> [GOAL]
Pull each line containing "Heights" out of the data and copy it.

> [Data records]
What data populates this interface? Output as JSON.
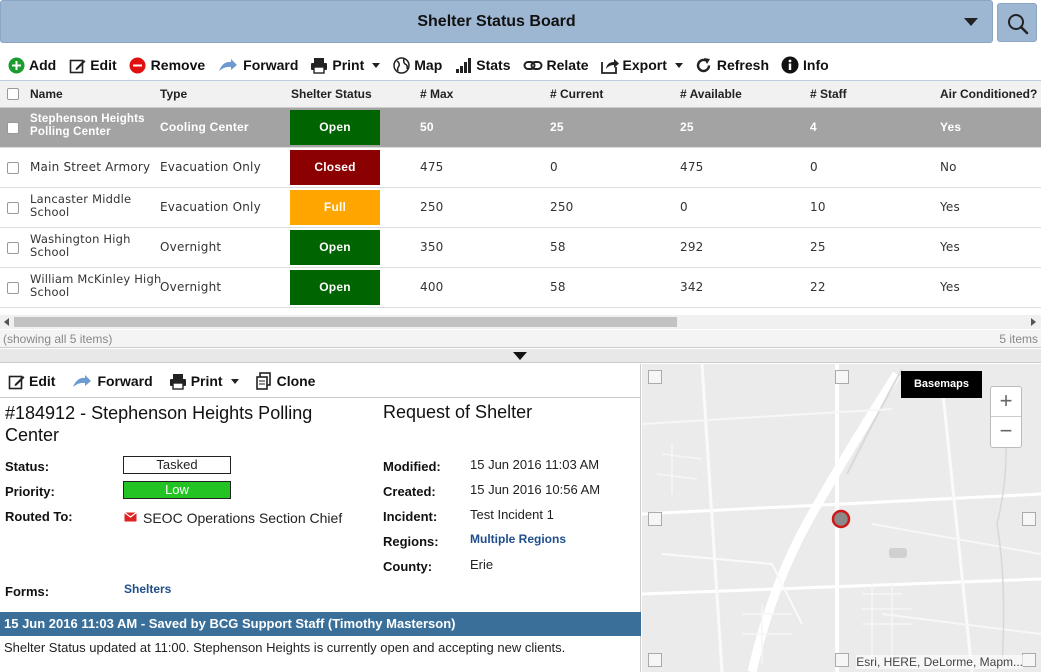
{
  "header": {
    "title": "Shelter Status Board"
  },
  "toolbar": {
    "add": "Add",
    "edit": "Edit",
    "remove": "Remove",
    "forward": "Forward",
    "print": "Print",
    "map": "Map",
    "stats": "Stats",
    "relate": "Relate",
    "export": "Export",
    "refresh": "Refresh",
    "info": "Info"
  },
  "grid": {
    "columns": [
      "Name",
      "Type",
      "Shelter Status",
      "# Max",
      "# Current",
      "# Available",
      "# Staff",
      "Air Conditioned?"
    ],
    "rows": [
      {
        "name1": "Stephenson Heights",
        "name2": "Polling Center",
        "type": "Cooling Center",
        "status": "Open",
        "max": "50",
        "current": "25",
        "available": "25",
        "staff": "4",
        "ac": "Yes"
      },
      {
        "name1": "Main Street Armory",
        "name2": "",
        "type": "Evacuation Only",
        "status": "Closed",
        "max": "475",
        "current": "0",
        "available": "475",
        "staff": "0",
        "ac": "No"
      },
      {
        "name1": "Lancaster Middle",
        "name2": "School",
        "type": "Evacuation Only",
        "status": "Full",
        "max": "250",
        "current": "250",
        "available": "0",
        "staff": "10",
        "ac": "Yes"
      },
      {
        "name1": "Washington High",
        "name2": "School",
        "type": "Overnight",
        "status": "Open",
        "max": "350",
        "current": "58",
        "available": "292",
        "staff": "25",
        "ac": "Yes"
      },
      {
        "name1": "William McKinley High",
        "name2": "School",
        "type": "Overnight",
        "status": "Open",
        "max": "400",
        "current": "58",
        "available": "342",
        "staff": "22",
        "ac": "Yes"
      }
    ],
    "showing": "(showing all 5 items)",
    "count": "5 items"
  },
  "colors": {
    "open": "#006400",
    "closed": "#8b0000",
    "full": "#ffa500",
    "low": "#22c322",
    "header": "#9db7d3",
    "history": "#3a6f9a"
  },
  "detail": {
    "toolbar": {
      "edit": "Edit",
      "forward": "Forward",
      "print": "Print",
      "clone": "Clone"
    },
    "title": "#184912 - Stephenson Heights Polling Center",
    "form_type": "Request of Shelter",
    "status_label": "Status:",
    "status": "Tasked",
    "priority_label": "Priority:",
    "priority": "Low",
    "routed_label": "Routed To:",
    "routed": "SEOC Operations Section Chief",
    "forms_label": "Forms:",
    "forms": "Shelters",
    "modified_label": "Modified:",
    "modified": "15 Jun 2016 11:03 AM",
    "created_label": "Created:",
    "created": "15 Jun 2016 10:56 AM",
    "incident_label": "Incident:",
    "incident": "Test Incident 1",
    "regions_label": "Regions:",
    "regions": "Multiple Regions",
    "county_label": "County:",
    "county": "Erie",
    "history_header": "15 Jun 2016 11:03 AM - Saved by BCG Support Staff (Timothy Masterson)",
    "history_text": "Shelter Status updated at 11:00.  Stephenson Heights is currently open and accepting new clients."
  },
  "map": {
    "basemaps": "Basemaps",
    "zoom_in": "+",
    "zoom_out": "−",
    "attribution": "Esri, HERE, DeLorme, Mapm..."
  }
}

> [WRITTEN RESPONSE]
        "name1": "Stephenson Heights",
    "title": "#184912 - Stephenson Heights Polling Center",
    "history_text": "Shelter Status updated at 11:00.  Stephenson Heights is currently open and accepting new clients."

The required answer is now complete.